**Working data:**
╭──
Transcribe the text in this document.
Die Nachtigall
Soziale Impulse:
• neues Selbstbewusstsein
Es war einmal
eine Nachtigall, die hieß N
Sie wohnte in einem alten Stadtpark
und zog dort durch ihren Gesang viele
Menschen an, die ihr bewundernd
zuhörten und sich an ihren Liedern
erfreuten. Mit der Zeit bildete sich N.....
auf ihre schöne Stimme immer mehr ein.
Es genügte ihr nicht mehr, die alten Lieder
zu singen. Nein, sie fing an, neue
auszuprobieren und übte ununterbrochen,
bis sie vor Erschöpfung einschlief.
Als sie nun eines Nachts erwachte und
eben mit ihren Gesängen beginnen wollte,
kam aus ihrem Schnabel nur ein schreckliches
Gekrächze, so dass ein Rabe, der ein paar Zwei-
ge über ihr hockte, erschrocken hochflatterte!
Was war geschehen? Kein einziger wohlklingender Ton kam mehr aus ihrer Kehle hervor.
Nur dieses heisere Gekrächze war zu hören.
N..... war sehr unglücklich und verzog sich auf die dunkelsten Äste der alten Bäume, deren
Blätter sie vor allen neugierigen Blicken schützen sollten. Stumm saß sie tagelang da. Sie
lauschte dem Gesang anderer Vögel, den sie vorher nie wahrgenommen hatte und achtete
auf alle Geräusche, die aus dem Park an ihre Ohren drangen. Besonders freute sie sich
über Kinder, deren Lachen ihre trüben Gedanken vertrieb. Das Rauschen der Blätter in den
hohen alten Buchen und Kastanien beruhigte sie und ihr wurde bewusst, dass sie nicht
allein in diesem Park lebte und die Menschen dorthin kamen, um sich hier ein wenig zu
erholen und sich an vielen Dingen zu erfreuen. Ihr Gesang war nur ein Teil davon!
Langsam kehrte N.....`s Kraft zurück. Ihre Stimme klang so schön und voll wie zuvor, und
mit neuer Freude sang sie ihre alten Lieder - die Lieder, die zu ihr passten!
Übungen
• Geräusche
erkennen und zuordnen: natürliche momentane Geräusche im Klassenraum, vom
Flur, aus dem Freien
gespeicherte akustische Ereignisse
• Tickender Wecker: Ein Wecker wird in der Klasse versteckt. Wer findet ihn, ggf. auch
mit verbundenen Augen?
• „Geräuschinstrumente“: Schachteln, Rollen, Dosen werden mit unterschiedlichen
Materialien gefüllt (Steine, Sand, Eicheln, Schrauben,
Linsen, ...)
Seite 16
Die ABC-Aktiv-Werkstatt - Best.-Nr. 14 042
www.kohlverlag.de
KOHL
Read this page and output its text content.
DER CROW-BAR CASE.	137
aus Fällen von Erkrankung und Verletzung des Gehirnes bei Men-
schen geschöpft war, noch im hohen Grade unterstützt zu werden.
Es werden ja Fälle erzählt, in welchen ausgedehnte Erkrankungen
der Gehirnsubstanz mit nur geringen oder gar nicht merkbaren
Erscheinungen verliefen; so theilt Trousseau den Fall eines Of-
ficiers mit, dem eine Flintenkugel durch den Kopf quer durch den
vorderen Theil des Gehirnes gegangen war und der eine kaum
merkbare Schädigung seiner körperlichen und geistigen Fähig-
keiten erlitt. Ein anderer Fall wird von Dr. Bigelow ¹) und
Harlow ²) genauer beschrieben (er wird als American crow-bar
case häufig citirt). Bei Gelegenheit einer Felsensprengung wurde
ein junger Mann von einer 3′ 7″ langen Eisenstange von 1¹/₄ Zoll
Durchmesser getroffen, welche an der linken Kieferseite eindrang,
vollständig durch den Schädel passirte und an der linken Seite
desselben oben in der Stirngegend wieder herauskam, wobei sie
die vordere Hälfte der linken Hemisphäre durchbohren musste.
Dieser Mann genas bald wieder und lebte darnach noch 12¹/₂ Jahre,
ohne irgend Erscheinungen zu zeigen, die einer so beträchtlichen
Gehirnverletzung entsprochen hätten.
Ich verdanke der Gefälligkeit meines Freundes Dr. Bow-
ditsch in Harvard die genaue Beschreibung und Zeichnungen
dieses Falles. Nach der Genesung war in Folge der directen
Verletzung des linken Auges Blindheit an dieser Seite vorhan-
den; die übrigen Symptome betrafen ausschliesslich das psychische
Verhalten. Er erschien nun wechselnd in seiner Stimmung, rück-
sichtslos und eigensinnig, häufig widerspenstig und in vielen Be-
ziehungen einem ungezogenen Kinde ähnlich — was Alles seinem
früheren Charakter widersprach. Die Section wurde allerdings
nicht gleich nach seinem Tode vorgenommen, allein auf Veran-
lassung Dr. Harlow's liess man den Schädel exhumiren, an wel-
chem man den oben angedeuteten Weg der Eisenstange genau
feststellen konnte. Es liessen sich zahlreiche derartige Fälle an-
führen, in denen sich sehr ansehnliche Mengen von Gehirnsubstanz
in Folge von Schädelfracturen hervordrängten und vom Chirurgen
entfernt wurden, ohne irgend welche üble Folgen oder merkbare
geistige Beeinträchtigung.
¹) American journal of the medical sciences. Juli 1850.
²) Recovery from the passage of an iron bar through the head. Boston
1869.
╰──
**Work instruction:**
Set down the entire listing once more, keeping every line exactly as it reads.

**Response to this task:**
Transcribe the text in this document.
Die Nachtigall
Soziale Impulse:
• neues Selbstbewusstsein
Es war einmal
eine Nachtigall, die hieß N
Sie wohnte in einem alten Stadtpark
und zog dort durch ihren Gesang viele
Menschen an, die ihr bewundernd
zuhörten und sich an ihren Liedern
erfreuten. Mit der Zeit bildete sich N.....
auf ihre schöne Stimme immer mehr ein.
Es genügte ihr nicht mehr, die alten Lieder
zu singen. Nein, sie fing an, neue
auszuprobieren und übte ununterbrochen,
bis sie vor Erschöpfung einschlief.
Als sie nun eines Nachts erwachte und
eben mit ihren Gesängen beginnen wollte,
kam aus ihrem Schnabel nur ein schreckliches
Gekrächze, so dass ein Rabe, der ein paar Zwei-
ge über ihr hockte, erschrocken hochflatterte!
Was war geschehen? Kein einziger wohlklingender Ton kam mehr aus ihrer Kehle hervor.
Nur dieses heisere Gekrächze war zu hören.
N..... war sehr unglücklich und verzog sich auf die dunkelsten Äste der alten Bäume, deren
Blätter sie vor allen neugierigen Blicken schützen sollten. Stumm saß sie tagelang da. Sie
lauschte dem Gesang anderer Vögel, den sie vorher nie wahrgenommen hatte und achtete
auf alle Geräusche, die aus dem Park an ihre Ohren drangen. Besonders freute sie sich
über Kinder, deren Lachen ihre trüben Gedanken vertrieb. Das Rauschen der Blätter in den
hohen alten Buchen und Kastanien beruhigte sie und ihr wurde bewusst, dass sie nicht
allein in diesem Park lebte und die Menschen dorthin kamen, um sich hier ein wenig zu
erholen und sich an vielen Dingen zu erfreuen. Ihr Gesang war nur ein Teil davon!
Langsam kehrte N.....`s Kraft zurück. Ihre Stimme klang so schön und voll wie zuvor, und
mit neuer Freude sang sie ihre alten Lieder - die Lieder, die zu ihr passten!
Übungen
• Geräusche
erkennen und zuordnen: natürliche momentane Geräusche im Klassenraum, vom
Flur, aus dem Freien
gespeicherte akustische Ereignisse
• Tickender Wecker: Ein Wecker wird in der Klasse versteckt. Wer findet ihn, ggf. auch
mit verbundenen Augen?
• „Geräuschinstrumente“: Schachteln, Rollen, Dosen werden mit unterschiedlichen
Materialien gefüllt (Steine, Sand, Eicheln, Schrauben,
Linsen, ...)
Seite 16
Die ABC-Aktiv-Werkstatt - Best.-Nr. 14 042
www.kohlverlag.de
KOHL
Read this page and output its text content.
DER CROW-BAR CASE.	137
aus Fällen von Erkrankung und Verletzung des Gehirnes bei Men-
schen geschöpft war, noch im hohen Grade unterstützt zu werden.
Es werden ja Fälle erzählt, in welchen ausgedehnte Erkrankungen
der Gehirnsubstanz mit nur geringen oder gar nicht merkbaren
Erscheinungen verliefen; so theilt Trousseau den Fall eines Of-
ficiers mit, dem eine Flintenkugel durch den Kopf quer durch den
vorderen Theil des Gehirnes gegangen war und der eine kaum
merkbare Schädigung seiner körperlichen und geistigen Fähig-
keiten erlitt. Ein anderer Fall wird von Dr. Bigelow ¹) und
Harlow ²) genauer beschrieben (er wird als American crow-bar
case häufig citirt). Bei Gelegenheit einer Felsensprengung wurde
ein junger Mann von einer 3′ 7″ langen Eisenstange von 1¹/₄ Zoll
Durchmesser getroffen, welche an der linken Kieferseite eindrang,
vollständig durch den Schädel passirte und an der linken Seite
desselben oben in der Stirngegend wieder herauskam, wobei sie
die vordere Hälfte der linken Hemisphäre durchbohren musste.
Dieser Mann genas bald wieder und lebte darnach noch 12¹/₂ Jahre,
ohne irgend Erscheinungen zu zeigen, die einer so beträchtlichen
Gehirnverletzung entsprochen hätten.
Ich verdanke der Gefälligkeit meines Freundes Dr. Bow-
ditsch in Harvard die genaue Beschreibung und Zeichnungen
dieses Falles. Nach der Genesung war in Folge der directen
Verletzung des linken Auges Blindheit an dieser Seite vorhan-
den; die übrigen Symptome betrafen ausschliesslich das psychische
Verhalten. Er erschien nun wechselnd in seiner Stimmung, rück-
sichtslos und eigensinnig, häufig widerspenstig und in vielen Be-
ziehungen einem ungezogenen Kinde ähnlich — was Alles seinem
früheren Charakter widersprach. Die Section wurde allerdings
nicht gleich nach seinem Tode vorgenommen, allein auf Veran-
lassung Dr. Harlow's liess man den Schädel exhumiren, an wel-
chem man den oben angedeuteten Weg der Eisenstange genau
feststellen konnte. Es liessen sich zahlreiche derartige Fälle an-
führen, in denen sich sehr ansehnliche Mengen von Gehirnsubstanz
in Folge von Schädelfracturen hervordrängten und vom Chirurgen
entfernt wurden, ohne irgend welche üble Folgen oder merkbare
geistige Beeinträchtigung.
¹) American journal of the medical sciences. Juli 1850.
²) Recovery from the passage of an iron bar through the head. Boston
1869.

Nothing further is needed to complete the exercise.